_INPUT_
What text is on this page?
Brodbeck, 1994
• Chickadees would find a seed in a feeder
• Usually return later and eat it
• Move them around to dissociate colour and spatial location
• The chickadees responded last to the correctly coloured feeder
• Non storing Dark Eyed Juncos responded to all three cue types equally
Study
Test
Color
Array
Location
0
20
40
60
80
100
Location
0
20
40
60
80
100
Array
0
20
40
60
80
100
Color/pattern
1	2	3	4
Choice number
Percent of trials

_PROBLEM DETAILS_
From the records above, extract each line exactly as shown.

_FINISHED TASK_
What text is on this page?
Brodbeck, 1994
• Chickadees would find a seed in a feeder
• Usually return later and eat it
• Move them around to dissociate colour and spatial location
• The chickadees responded last to the correctly coloured feeder
• Non storing Dark Eyed Juncos responded to all three cue types equally
Study
Test
Color
Array
Location
0
20
40
60
80
100
Location
0
20
40
60
80
100
Array
0
20
40
60
80
100
Color/pattern
1	2	3	4
Choice number
Percent of trials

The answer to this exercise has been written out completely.